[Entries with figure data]
--- Begin ---

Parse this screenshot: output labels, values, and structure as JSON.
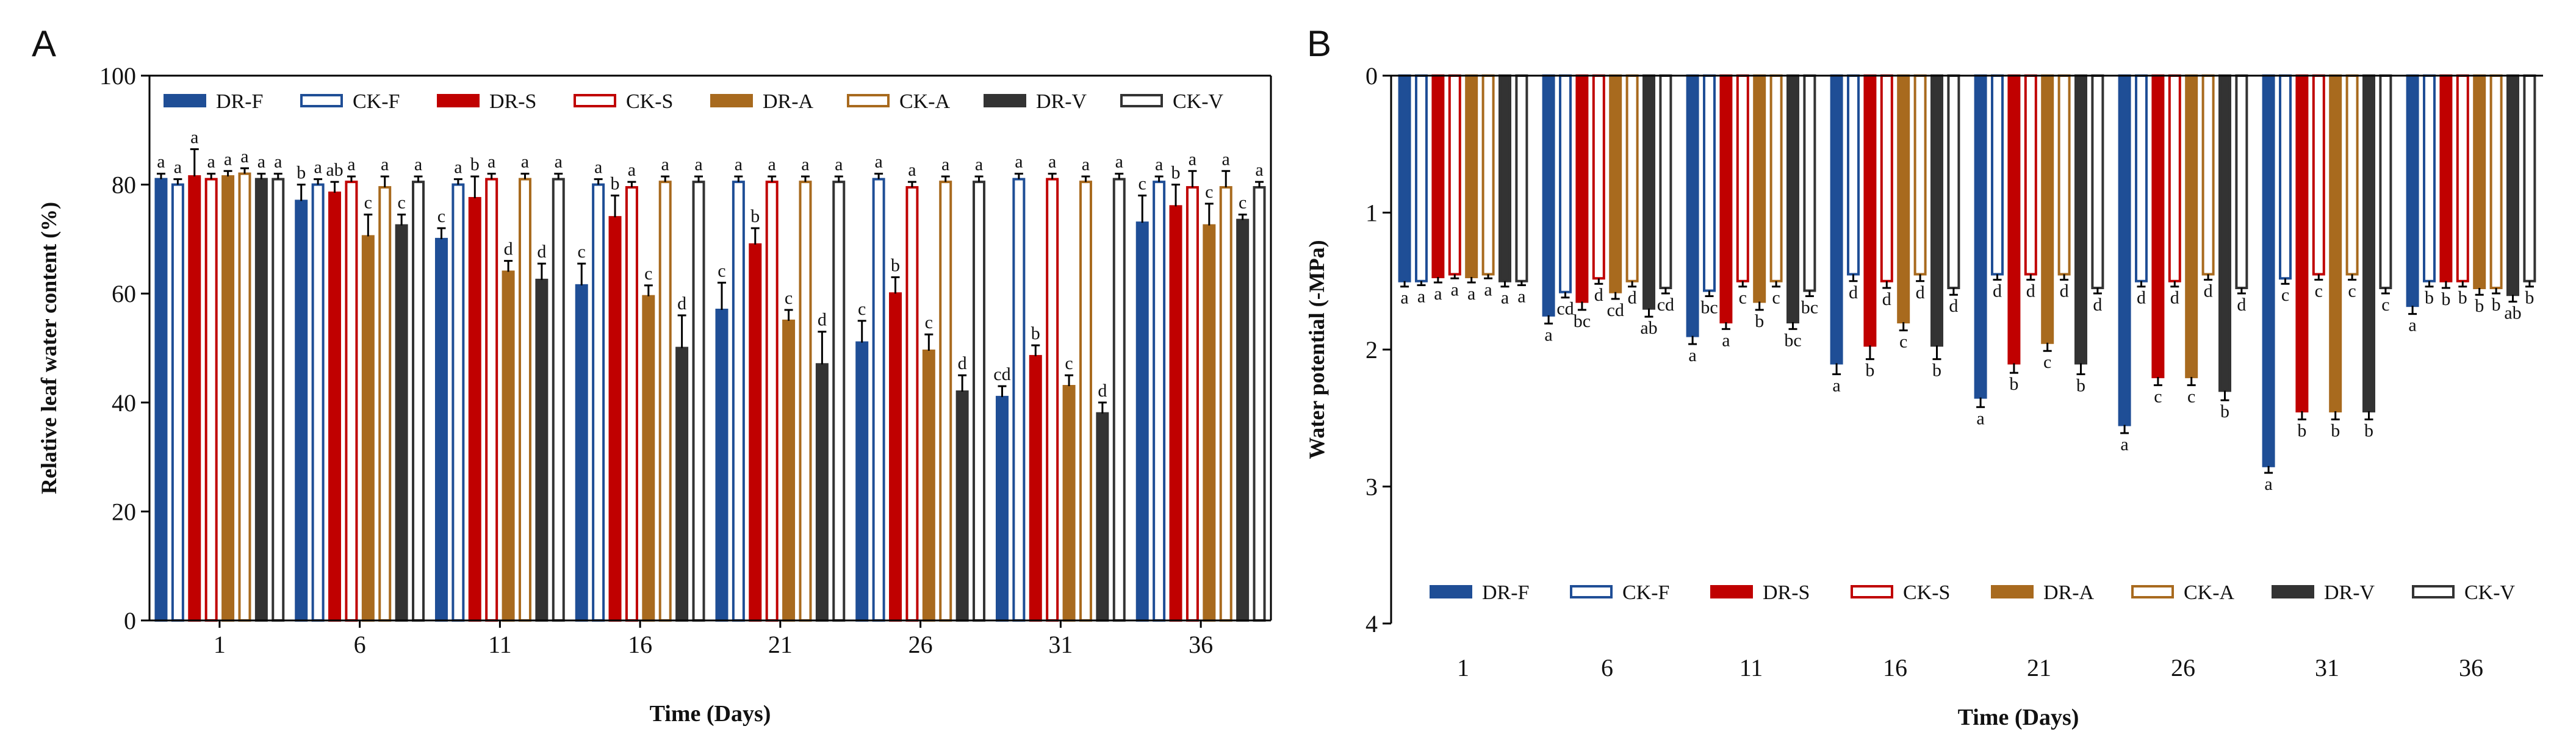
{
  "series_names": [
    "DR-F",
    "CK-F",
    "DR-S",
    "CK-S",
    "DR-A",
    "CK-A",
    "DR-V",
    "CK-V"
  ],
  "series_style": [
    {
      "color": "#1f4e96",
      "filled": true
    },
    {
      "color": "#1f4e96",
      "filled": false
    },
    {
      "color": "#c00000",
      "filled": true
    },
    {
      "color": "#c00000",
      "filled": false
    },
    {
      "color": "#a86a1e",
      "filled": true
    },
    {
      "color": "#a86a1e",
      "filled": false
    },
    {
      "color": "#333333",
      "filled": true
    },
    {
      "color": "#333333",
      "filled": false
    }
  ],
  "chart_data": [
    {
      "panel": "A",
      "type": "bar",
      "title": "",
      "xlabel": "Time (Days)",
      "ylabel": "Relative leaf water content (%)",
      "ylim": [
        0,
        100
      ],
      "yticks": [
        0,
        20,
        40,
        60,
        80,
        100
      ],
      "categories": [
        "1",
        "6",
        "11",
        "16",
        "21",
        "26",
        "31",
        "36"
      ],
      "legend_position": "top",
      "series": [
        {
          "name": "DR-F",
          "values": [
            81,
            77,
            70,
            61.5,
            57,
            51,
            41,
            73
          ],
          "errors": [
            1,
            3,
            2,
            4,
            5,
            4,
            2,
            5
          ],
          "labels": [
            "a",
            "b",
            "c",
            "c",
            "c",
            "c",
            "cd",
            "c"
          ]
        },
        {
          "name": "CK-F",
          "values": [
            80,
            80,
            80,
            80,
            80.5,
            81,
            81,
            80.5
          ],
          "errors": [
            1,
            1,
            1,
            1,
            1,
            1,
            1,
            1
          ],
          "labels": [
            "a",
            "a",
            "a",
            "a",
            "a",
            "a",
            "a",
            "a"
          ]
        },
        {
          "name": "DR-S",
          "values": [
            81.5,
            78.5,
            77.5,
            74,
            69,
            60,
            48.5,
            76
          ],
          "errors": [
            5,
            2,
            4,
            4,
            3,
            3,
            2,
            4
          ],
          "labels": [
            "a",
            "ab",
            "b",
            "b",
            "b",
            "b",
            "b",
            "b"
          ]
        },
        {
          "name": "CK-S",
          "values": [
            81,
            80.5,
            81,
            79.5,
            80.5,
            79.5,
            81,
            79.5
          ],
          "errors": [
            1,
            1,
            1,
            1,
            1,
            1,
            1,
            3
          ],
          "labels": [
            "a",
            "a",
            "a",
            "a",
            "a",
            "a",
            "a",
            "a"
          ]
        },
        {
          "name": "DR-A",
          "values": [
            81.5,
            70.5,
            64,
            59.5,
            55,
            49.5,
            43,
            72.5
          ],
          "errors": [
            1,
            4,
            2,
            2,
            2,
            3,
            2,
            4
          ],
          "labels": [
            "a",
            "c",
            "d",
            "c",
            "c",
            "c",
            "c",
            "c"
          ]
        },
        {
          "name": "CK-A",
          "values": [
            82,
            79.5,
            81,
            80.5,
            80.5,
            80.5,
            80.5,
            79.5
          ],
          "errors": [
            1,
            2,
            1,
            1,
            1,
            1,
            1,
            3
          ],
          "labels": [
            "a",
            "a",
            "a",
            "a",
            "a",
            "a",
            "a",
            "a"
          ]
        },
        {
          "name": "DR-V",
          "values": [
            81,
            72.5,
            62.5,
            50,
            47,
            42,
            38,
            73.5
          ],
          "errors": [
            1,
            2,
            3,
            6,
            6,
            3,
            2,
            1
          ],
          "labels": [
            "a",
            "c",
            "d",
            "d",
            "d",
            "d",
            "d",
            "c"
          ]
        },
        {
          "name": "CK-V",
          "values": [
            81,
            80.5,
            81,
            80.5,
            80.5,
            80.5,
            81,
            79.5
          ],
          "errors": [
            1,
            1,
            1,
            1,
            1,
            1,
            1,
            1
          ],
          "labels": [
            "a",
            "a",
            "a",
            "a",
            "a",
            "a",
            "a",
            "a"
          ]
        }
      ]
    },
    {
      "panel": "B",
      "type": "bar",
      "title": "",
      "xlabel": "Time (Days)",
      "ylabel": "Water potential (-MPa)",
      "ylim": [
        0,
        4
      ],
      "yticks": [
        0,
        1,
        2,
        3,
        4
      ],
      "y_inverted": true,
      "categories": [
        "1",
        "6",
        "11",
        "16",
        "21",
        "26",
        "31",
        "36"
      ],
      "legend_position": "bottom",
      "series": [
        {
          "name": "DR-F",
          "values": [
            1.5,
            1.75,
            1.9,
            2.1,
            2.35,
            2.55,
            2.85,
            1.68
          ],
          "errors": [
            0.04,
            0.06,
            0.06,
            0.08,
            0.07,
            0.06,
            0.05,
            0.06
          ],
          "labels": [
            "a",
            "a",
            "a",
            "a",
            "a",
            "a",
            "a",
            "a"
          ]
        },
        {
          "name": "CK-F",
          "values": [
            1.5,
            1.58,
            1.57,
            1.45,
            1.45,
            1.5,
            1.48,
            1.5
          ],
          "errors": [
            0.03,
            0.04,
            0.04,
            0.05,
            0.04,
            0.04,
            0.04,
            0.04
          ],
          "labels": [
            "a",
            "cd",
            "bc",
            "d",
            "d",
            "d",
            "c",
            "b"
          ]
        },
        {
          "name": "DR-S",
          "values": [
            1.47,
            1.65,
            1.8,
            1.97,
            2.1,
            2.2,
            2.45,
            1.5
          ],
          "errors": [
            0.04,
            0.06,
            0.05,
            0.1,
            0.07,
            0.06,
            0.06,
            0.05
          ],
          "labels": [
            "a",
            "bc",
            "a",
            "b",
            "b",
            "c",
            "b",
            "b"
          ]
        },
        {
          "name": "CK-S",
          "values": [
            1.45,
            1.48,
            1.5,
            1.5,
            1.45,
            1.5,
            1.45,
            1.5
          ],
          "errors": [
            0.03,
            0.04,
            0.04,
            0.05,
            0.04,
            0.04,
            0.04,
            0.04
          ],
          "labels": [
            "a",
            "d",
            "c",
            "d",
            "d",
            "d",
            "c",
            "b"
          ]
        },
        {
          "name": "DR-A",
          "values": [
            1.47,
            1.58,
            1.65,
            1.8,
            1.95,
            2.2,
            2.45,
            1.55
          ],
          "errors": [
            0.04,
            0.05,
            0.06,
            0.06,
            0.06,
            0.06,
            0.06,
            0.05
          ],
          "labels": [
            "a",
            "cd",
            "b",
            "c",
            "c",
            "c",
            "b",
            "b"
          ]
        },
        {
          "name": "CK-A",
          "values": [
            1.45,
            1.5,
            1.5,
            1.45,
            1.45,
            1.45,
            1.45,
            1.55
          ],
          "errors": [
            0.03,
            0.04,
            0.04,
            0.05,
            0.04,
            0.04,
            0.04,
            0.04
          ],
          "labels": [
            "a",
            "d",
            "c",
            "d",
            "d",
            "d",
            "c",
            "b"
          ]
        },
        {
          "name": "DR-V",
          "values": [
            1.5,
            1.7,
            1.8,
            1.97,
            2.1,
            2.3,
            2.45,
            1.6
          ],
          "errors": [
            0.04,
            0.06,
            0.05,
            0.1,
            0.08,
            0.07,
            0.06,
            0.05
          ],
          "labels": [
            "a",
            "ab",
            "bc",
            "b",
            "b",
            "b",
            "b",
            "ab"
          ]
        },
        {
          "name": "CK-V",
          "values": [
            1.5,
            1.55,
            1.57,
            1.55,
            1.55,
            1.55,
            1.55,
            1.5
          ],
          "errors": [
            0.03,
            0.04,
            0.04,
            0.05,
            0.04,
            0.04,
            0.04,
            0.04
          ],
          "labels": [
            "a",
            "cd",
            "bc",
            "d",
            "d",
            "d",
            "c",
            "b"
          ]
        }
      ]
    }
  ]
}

--- End ---

◆ **REQUIREMENT**: Transcribe the material exactly, keeping every word and none of the pictures.

◆ **EXERCISE RESPONSE**:
Parse this screenshot: output labels, values, and structure as JSON.
{
  "series_names": [
    "DR-F",
    "CK-F",
    "DR-S",
    "CK-S",
    "DR-A",
    "CK-A",
    "DR-V",
    "CK-V"
  ],
  "series_style": [
    {
      "color": "#1f4e96",
      "filled": true
    },
    {
      "color": "#1f4e96",
      "filled": false
    },
    {
      "color": "#c00000",
      "filled": true
    },
    {
      "color": "#c00000",
      "filled": false
    },
    {
      "color": "#a86a1e",
      "filled": true
    },
    {
      "color": "#a86a1e",
      "filled": false
    },
    {
      "color": "#333333",
      "filled": true
    },
    {
      "color": "#333333",
      "filled": false
    }
  ],
  "chart_data": [
    {
      "panel": "A",
      "type": "bar",
      "title": "",
      "xlabel": "Time (Days)",
      "ylabel": "Relative leaf water content (%)",
      "ylim": [
        0,
        100
      ],
      "yticks": [
        0,
        20,
        40,
        60,
        80,
        100
      ],
      "categories": [
        "1",
        "6",
        "11",
        "16",
        "21",
        "26",
        "31",
        "36"
      ],
      "legend_position": "top",
      "series": [
        {
          "name": "DR-F",
          "values": [
            81,
            77,
            70,
            61.5,
            57,
            51,
            41,
            73
          ],
          "errors": [
            1,
            3,
            2,
            4,
            5,
            4,
            2,
            5
          ],
          "labels": [
            "a",
            "b",
            "c",
            "c",
            "c",
            "c",
            "cd",
            "c"
          ]
        },
        {
          "name": "CK-F",
          "values": [
            80,
            80,
            80,
            80,
            80.5,
            81,
            81,
            80.5
          ],
          "errors": [
            1,
            1,
            1,
            1,
            1,
            1,
            1,
            1
          ],
          "labels": [
            "a",
            "a",
            "a",
            "a",
            "a",
            "a",
            "a",
            "a"
          ]
        },
        {
          "name": "DR-S",
          "values": [
            81.5,
            78.5,
            77.5,
            74,
            69,
            60,
            48.5,
            76
          ],
          "errors": [
            5,
            2,
            4,
            4,
            3,
            3,
            2,
            4
          ],
          "labels": [
            "a",
            "ab",
            "b",
            "b",
            "b",
            "b",
            "b",
            "b"
          ]
        },
        {
          "name": "CK-S",
          "values": [
            81,
            80.5,
            81,
            79.5,
            80.5,
            79.5,
            81,
            79.5
          ],
          "errors": [
            1,
            1,
            1,
            1,
            1,
            1,
            1,
            3
          ],
          "labels": [
            "a",
            "a",
            "a",
            "a",
            "a",
            "a",
            "a",
            "a"
          ]
        },
        {
          "name": "DR-A",
          "values": [
            81.5,
            70.5,
            64,
            59.5,
            55,
            49.5,
            43,
            72.5
          ],
          "errors": [
            1,
            4,
            2,
            2,
            2,
            3,
            2,
            4
          ],
          "labels": [
            "a",
            "c",
            "d",
            "c",
            "c",
            "c",
            "c",
            "c"
          ]
        },
        {
          "name": "CK-A",
          "values": [
            82,
            79.5,
            81,
            80.5,
            80.5,
            80.5,
            80.5,
            79.5
          ],
          "errors": [
            1,
            2,
            1,
            1,
            1,
            1,
            1,
            3
          ],
          "labels": [
            "a",
            "a",
            "a",
            "a",
            "a",
            "a",
            "a",
            "a"
          ]
        },
        {
          "name": "DR-V",
          "values": [
            81,
            72.5,
            62.5,
            50,
            47,
            42,
            38,
            73.5
          ],
          "errors": [
            1,
            2,
            3,
            6,
            6,
            3,
            2,
            1
          ],
          "labels": [
            "a",
            "c",
            "d",
            "d",
            "d",
            "d",
            "d",
            "c"
          ]
        },
        {
          "name": "CK-V",
          "values": [
            81,
            80.5,
            81,
            80.5,
            80.5,
            80.5,
            81,
            79.5
          ],
          "errors": [
            1,
            1,
            1,
            1,
            1,
            1,
            1,
            1
          ],
          "labels": [
            "a",
            "a",
            "a",
            "a",
            "a",
            "a",
            "a",
            "a"
          ]
        }
      ]
    },
    {
      "panel": "B",
      "type": "bar",
      "title": "",
      "xlabel": "Time (Days)",
      "ylabel": "Water potential (-MPa)",
      "ylim": [
        0,
        4
      ],
      "yticks": [
        0,
        1,
        2,
        3,
        4
      ],
      "y_inverted": true,
      "categories": [
        "1",
        "6",
        "11",
        "16",
        "21",
        "26",
        "31",
        "36"
      ],
      "legend_position": "bottom",
      "series": [
        {
          "name": "DR-F",
          "values": [
            1.5,
            1.75,
            1.9,
            2.1,
            2.35,
            2.55,
            2.85,
            1.68
          ],
          "errors": [
            0.04,
            0.06,
            0.06,
            0.08,
            0.07,
            0.06,
            0.05,
            0.06
          ],
          "labels": [
            "a",
            "a",
            "a",
            "a",
            "a",
            "a",
            "a",
            "a"
          ]
        },
        {
          "name": "CK-F",
          "values": [
            1.5,
            1.58,
            1.57,
            1.45,
            1.45,
            1.5,
            1.48,
            1.5
          ],
          "errors": [
            0.03,
            0.04,
            0.04,
            0.05,
            0.04,
            0.04,
            0.04,
            0.04
          ],
          "labels": [
            "a",
            "cd",
            "bc",
            "d",
            "d",
            "d",
            "c",
            "b"
          ]
        },
        {
          "name": "DR-S",
          "values": [
            1.47,
            1.65,
            1.8,
            1.97,
            2.1,
            2.2,
            2.45,
            1.5
          ],
          "errors": [
            0.04,
            0.06,
            0.05,
            0.1,
            0.07,
            0.06,
            0.06,
            0.05
          ],
          "labels": [
            "a",
            "bc",
            "a",
            "b",
            "b",
            "c",
            "b",
            "b"
          ]
        },
        {
          "name": "CK-S",
          "values": [
            1.45,
            1.48,
            1.5,
            1.5,
            1.45,
            1.5,
            1.45,
            1.5
          ],
          "errors": [
            0.03,
            0.04,
            0.04,
            0.05,
            0.04,
            0.04,
            0.04,
            0.04
          ],
          "labels": [
            "a",
            "d",
            "c",
            "d",
            "d",
            "d",
            "c",
            "b"
          ]
        },
        {
          "name": "DR-A",
          "values": [
            1.47,
            1.58,
            1.65,
            1.8,
            1.95,
            2.2,
            2.45,
            1.55
          ],
          "errors": [
            0.04,
            0.05,
            0.06,
            0.06,
            0.06,
            0.06,
            0.06,
            0.05
          ],
          "labels": [
            "a",
            "cd",
            "b",
            "c",
            "c",
            "c",
            "b",
            "b"
          ]
        },
        {
          "name": "CK-A",
          "values": [
            1.45,
            1.5,
            1.5,
            1.45,
            1.45,
            1.45,
            1.45,
            1.55
          ],
          "errors": [
            0.03,
            0.04,
            0.04,
            0.05,
            0.04,
            0.04,
            0.04,
            0.04
          ],
          "labels": [
            "a",
            "d",
            "c",
            "d",
            "d",
            "d",
            "c",
            "b"
          ]
        },
        {
          "name": "DR-V",
          "values": [
            1.5,
            1.7,
            1.8,
            1.97,
            2.1,
            2.3,
            2.45,
            1.6
          ],
          "errors": [
            0.04,
            0.06,
            0.05,
            0.1,
            0.08,
            0.07,
            0.06,
            0.05
          ],
          "labels": [
            "a",
            "ab",
            "bc",
            "b",
            "b",
            "b",
            "b",
            "ab"
          ]
        },
        {
          "name": "CK-V",
          "values": [
            1.5,
            1.55,
            1.57,
            1.55,
            1.55,
            1.55,
            1.55,
            1.5
          ],
          "errors": [
            0.03,
            0.04,
            0.04,
            0.05,
            0.04,
            0.04,
            0.04,
            0.04
          ],
          "labels": [
            "a",
            "cd",
            "bc",
            "d",
            "d",
            "d",
            "c",
            "b"
          ]
        }
      ]
    }
  ]
}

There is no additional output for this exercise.